§ Direction
Copy every record exactly, and keep the pictures out.

Stored data entries
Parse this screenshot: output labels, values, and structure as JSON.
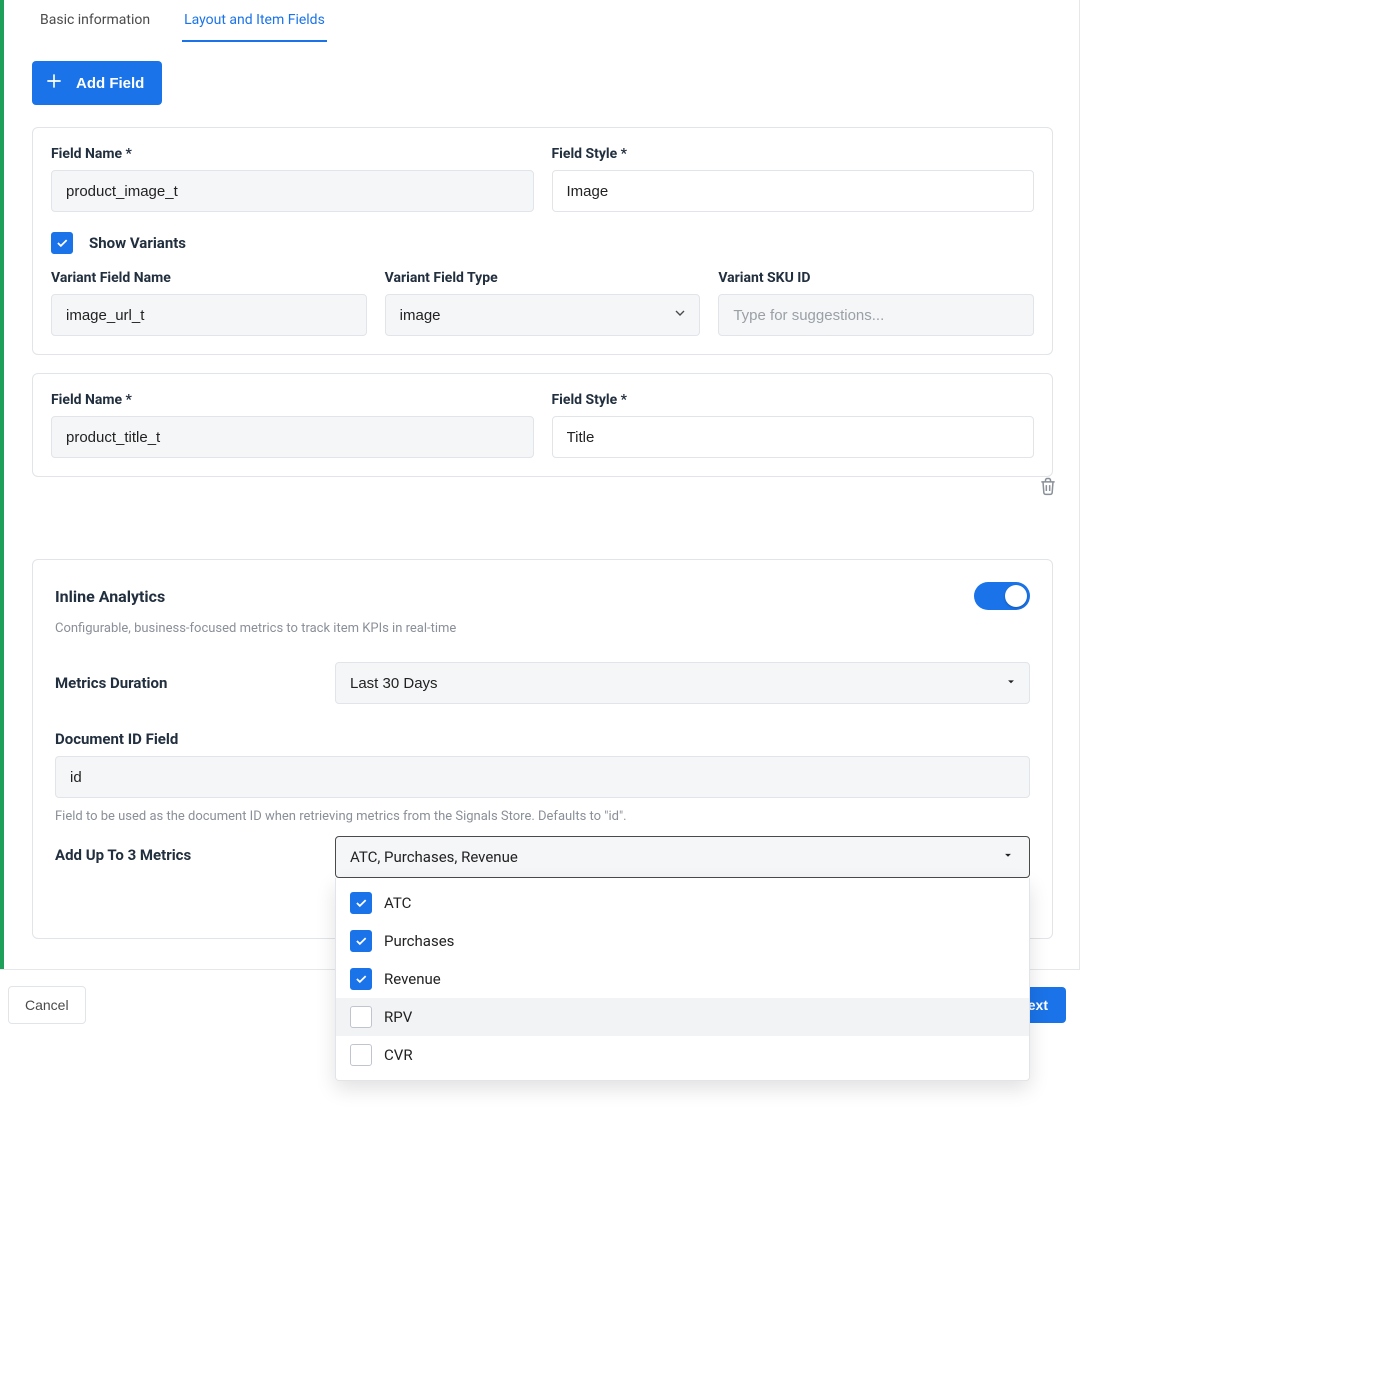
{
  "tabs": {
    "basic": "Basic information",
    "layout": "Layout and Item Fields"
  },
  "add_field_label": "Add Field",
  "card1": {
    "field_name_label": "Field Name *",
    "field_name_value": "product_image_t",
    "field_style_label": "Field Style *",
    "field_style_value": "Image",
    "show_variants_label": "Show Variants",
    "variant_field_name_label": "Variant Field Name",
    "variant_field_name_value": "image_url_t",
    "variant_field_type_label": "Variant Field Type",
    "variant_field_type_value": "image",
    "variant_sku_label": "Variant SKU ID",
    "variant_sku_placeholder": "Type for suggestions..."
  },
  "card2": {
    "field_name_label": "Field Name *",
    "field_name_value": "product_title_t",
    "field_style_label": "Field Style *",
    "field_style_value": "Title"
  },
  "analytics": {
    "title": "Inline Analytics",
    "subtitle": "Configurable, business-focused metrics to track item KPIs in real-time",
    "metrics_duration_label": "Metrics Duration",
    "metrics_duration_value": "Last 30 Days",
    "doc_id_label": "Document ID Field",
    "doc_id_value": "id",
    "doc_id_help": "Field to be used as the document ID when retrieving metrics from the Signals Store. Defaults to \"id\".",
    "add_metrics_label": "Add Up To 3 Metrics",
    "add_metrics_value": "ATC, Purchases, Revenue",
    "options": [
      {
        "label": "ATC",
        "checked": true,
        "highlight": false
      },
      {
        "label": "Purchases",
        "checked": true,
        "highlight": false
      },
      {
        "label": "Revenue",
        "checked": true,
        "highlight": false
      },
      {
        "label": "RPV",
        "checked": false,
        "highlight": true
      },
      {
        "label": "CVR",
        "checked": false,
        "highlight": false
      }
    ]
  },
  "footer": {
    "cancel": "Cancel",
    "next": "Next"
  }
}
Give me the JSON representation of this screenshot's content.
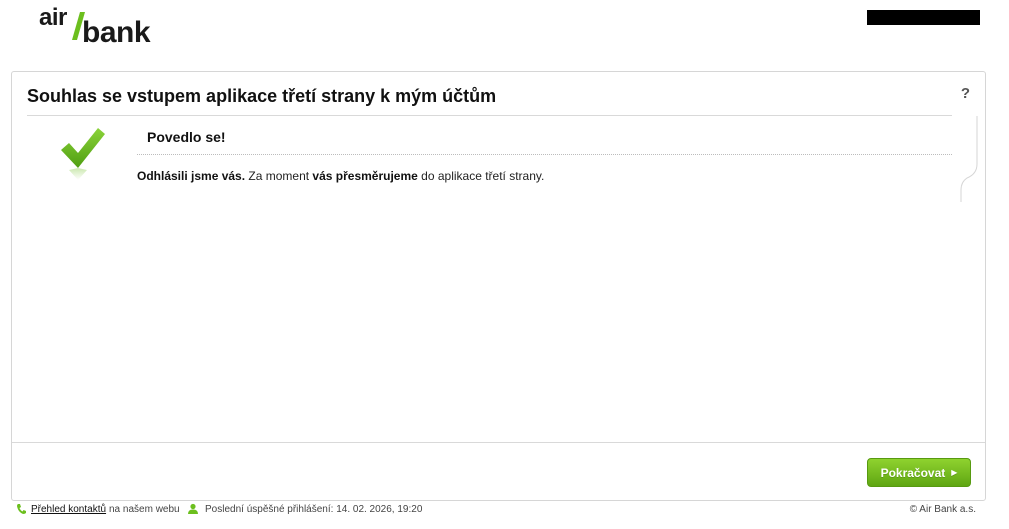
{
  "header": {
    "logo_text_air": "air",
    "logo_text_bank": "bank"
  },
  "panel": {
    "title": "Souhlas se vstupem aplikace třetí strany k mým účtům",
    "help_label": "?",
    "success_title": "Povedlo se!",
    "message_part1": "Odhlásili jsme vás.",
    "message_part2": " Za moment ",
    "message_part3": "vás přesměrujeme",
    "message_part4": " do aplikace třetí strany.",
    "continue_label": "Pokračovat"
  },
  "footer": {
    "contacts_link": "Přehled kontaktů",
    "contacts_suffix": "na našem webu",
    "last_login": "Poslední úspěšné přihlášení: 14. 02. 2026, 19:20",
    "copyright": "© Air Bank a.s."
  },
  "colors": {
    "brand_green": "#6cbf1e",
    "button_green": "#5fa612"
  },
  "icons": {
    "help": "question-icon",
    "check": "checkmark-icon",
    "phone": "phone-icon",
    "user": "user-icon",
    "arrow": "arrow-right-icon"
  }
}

§ Response to the exercise
Parse this screenshot: output labels, values, and structure as JSON.
{
  "tabs": {
    "basic": "Basic information",
    "layout": "Layout and Item Fields"
  },
  "add_field_label": "Add Field",
  "card1": {
    "field_name_label": "Field Name *",
    "field_name_value": "product_image_t",
    "field_style_label": "Field Style *",
    "field_style_value": "Image",
    "show_variants_label": "Show Variants",
    "variant_field_name_label": "Variant Field Name",
    "variant_field_name_value": "image_url_t",
    "variant_field_type_label": "Variant Field Type",
    "variant_field_type_value": "image",
    "variant_sku_label": "Variant SKU ID",
    "variant_sku_placeholder": "Type for suggestions..."
  },
  "card2": {
    "field_name_label": "Field Name *",
    "field_name_value": "product_title_t",
    "field_style_label": "Field Style *",
    "field_style_value": "Title"
  },
  "analytics": {
    "title": "Inline Analytics",
    "subtitle": "Configurable, business-focused metrics to track item KPIs in real-time",
    "metrics_duration_label": "Metrics Duration",
    "metrics_duration_value": "Last 30 Days",
    "doc_id_label": "Document ID Field",
    "doc_id_value": "id",
    "doc_id_help": "Field to be used as the document ID when retrieving metrics from the Signals Store. Defaults to \"id\".",
    "add_metrics_label": "Add Up To 3 Metrics",
    "add_metrics_value": "ATC, Purchases, Revenue",
    "options": [
      {
        "label": "ATC",
        "checked": true,
        "highlight": false
      },
      {
        "label": "Purchases",
        "checked": true,
        "highlight": false
      },
      {
        "label": "Revenue",
        "checked": true,
        "highlight": false
      },
      {
        "label": "RPV",
        "checked": false,
        "highlight": true
      },
      {
        "label": "CVR",
        "checked": false,
        "highlight": false
      }
    ]
  },
  "footer": {
    "cancel": "Cancel",
    "next": "Next"
  }
}
Give me the JSON representation of this screenshot's content.
{
  "header": {
    "logo_text_air": "air",
    "logo_text_bank": "bank"
  },
  "panel": {
    "title": "Souhlas se vstupem aplikace třetí strany k mým účtům",
    "help_label": "?",
    "success_title": "Povedlo se!",
    "message_part1": "Odhlásili jsme vás.",
    "message_part2": " Za moment ",
    "message_part3": "vás přesměrujeme",
    "message_part4": " do aplikace třetí strany.",
    "continue_label": "Pokračovat"
  },
  "footer": {
    "contacts_link": "Přehled kontaktů",
    "contacts_suffix": "na našem webu",
    "last_login": "Poslední úspěšné přihlášení: 14. 02. 2026, 19:20",
    "copyright": "© Air Bank a.s."
  },
  "colors": {
    "brand_green": "#6cbf1e",
    "button_green": "#5fa612"
  },
  "icons": {
    "help": "question-icon",
    "check": "checkmark-icon",
    "phone": "phone-icon",
    "user": "user-icon",
    "arrow": "arrow-right-icon"
  }
}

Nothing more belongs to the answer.